┌─ Information given
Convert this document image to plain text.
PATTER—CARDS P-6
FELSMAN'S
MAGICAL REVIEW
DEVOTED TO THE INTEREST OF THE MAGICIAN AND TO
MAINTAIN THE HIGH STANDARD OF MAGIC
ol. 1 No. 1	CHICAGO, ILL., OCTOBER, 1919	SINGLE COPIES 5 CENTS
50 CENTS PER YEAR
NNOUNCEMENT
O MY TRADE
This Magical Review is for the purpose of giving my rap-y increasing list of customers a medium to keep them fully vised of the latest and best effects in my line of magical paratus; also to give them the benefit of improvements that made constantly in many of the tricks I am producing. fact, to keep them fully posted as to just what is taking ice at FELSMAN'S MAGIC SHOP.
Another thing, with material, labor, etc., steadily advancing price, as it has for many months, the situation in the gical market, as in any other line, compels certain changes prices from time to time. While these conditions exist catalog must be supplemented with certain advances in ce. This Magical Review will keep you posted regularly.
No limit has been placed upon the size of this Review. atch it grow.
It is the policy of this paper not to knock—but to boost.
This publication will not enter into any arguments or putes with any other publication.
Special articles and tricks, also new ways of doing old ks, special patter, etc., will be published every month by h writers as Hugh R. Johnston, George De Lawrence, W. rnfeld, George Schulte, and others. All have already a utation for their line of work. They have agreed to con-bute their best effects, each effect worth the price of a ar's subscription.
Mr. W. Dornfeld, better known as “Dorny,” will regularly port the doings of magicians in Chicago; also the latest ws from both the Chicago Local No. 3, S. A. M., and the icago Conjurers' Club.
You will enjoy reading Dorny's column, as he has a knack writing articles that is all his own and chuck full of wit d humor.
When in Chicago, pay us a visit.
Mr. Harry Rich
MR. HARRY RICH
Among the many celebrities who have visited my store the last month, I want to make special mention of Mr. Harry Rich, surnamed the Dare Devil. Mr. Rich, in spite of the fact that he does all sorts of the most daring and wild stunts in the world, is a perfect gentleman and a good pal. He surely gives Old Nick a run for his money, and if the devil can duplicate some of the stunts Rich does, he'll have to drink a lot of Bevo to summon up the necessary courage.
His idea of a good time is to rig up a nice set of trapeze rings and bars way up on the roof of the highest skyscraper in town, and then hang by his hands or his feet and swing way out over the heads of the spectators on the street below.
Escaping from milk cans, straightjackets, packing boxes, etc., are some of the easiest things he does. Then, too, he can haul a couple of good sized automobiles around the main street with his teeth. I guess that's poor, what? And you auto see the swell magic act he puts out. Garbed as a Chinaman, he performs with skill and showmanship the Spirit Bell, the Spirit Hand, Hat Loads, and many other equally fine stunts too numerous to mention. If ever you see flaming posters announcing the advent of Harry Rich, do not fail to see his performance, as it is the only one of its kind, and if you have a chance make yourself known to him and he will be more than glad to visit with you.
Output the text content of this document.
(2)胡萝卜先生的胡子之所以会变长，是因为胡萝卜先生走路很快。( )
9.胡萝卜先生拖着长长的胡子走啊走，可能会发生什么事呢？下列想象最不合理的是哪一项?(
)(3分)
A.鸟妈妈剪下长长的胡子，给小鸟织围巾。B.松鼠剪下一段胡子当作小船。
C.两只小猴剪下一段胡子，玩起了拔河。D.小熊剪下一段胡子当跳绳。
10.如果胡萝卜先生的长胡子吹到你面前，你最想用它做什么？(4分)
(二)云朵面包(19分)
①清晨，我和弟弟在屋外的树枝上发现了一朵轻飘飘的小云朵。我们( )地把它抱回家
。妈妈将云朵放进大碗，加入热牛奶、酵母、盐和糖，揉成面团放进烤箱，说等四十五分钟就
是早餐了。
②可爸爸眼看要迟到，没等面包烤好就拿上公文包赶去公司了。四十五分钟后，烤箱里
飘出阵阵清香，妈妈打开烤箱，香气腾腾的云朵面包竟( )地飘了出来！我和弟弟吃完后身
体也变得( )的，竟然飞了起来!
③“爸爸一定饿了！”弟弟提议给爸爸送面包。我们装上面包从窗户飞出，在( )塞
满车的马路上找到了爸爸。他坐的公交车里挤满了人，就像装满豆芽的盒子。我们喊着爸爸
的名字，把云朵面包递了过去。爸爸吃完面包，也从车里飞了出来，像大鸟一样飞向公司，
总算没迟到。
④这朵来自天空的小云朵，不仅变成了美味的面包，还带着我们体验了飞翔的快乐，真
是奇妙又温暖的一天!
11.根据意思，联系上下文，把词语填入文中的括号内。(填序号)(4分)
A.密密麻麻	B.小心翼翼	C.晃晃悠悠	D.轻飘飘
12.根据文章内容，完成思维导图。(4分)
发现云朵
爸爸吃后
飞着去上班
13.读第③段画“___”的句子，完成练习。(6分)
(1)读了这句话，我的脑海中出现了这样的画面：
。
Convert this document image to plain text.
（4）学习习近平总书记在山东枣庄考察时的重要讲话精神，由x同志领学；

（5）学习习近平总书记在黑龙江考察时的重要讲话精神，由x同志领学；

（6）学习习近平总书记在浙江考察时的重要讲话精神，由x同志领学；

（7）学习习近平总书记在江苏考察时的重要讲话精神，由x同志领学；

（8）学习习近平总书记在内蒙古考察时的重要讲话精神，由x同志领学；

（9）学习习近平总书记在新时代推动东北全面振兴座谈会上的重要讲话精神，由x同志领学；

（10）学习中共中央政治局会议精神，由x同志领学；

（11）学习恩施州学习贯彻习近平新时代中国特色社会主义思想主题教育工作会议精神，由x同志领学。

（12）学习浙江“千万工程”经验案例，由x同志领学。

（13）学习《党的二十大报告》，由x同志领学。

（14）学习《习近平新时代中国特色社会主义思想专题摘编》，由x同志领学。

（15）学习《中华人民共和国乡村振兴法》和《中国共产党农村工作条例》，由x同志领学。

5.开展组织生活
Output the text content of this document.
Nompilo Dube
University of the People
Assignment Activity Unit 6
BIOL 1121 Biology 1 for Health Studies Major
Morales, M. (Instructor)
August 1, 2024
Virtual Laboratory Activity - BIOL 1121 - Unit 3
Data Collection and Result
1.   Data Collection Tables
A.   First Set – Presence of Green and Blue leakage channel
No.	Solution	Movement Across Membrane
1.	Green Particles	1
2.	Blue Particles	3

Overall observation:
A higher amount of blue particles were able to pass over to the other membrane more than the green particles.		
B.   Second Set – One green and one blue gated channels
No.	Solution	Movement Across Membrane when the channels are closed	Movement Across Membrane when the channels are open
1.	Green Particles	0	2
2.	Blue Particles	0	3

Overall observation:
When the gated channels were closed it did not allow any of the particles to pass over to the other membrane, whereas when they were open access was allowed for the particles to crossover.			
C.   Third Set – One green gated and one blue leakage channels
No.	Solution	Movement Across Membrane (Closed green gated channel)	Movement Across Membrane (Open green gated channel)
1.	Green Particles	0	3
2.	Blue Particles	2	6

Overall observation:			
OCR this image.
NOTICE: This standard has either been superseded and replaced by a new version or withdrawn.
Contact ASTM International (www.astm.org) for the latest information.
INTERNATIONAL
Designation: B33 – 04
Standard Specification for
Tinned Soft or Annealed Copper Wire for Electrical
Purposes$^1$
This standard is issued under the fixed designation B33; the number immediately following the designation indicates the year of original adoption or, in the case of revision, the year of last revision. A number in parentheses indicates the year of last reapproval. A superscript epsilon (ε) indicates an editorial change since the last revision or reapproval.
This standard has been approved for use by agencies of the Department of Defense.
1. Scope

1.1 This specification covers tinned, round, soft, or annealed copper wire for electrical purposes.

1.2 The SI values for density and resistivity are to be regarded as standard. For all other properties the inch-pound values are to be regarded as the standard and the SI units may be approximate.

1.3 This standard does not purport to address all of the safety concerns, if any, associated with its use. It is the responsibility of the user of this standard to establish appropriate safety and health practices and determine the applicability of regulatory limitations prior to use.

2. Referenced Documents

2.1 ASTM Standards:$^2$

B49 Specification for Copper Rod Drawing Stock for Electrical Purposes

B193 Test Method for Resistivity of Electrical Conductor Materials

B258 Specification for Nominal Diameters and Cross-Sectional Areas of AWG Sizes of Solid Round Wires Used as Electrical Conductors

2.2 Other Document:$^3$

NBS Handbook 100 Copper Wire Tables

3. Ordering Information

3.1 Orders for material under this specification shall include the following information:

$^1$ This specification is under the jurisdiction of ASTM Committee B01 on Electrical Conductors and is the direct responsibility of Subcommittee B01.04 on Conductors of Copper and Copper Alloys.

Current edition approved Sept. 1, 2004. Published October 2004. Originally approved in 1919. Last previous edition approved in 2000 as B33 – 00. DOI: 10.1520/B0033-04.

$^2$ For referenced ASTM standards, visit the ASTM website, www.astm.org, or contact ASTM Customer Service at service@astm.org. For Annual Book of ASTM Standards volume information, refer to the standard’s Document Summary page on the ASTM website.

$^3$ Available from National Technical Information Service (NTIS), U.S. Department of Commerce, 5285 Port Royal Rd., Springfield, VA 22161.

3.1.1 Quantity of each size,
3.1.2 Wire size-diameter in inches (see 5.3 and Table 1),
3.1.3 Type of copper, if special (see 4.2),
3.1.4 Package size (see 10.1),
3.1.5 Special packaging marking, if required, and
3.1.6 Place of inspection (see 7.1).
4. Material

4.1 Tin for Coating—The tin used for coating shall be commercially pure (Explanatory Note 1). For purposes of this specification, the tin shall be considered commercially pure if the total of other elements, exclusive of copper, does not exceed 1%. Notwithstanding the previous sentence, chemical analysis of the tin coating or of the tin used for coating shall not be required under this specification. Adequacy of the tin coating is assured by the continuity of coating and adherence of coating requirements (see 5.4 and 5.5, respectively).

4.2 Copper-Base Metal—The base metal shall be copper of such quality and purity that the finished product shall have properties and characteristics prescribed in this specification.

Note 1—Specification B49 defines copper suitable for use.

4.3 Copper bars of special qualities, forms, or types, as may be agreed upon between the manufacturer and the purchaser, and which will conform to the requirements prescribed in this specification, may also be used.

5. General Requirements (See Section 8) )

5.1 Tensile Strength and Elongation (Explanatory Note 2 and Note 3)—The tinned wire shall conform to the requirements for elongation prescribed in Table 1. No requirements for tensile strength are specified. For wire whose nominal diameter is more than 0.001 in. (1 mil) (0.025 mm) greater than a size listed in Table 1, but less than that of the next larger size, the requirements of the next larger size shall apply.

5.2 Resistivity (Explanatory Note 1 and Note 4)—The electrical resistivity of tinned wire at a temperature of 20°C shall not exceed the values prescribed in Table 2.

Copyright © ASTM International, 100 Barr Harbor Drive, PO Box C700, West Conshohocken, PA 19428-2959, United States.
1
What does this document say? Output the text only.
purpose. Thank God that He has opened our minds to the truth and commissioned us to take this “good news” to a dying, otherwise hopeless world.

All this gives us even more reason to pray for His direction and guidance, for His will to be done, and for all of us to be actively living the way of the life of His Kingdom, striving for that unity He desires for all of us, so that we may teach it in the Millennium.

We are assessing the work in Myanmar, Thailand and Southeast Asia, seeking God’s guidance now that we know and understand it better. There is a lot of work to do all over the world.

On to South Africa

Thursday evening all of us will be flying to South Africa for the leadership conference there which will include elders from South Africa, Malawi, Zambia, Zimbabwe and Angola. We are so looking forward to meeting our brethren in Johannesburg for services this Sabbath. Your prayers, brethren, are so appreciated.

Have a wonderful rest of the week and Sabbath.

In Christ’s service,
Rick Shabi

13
└─
Exercise objective :: Pull out every line in the material above where "Africa" occurs.

Written response ::
On to South Africa
Thursday evening all of us will be flying to South Africa for the leadership conference there which will include elders from South Africa, Malawi, Zambia, Zimbabwe and Angola. We are so looking forward to meeting our brethren in Johannesburg for services this Sabbath. Your prayers, brethren, are so appreciated.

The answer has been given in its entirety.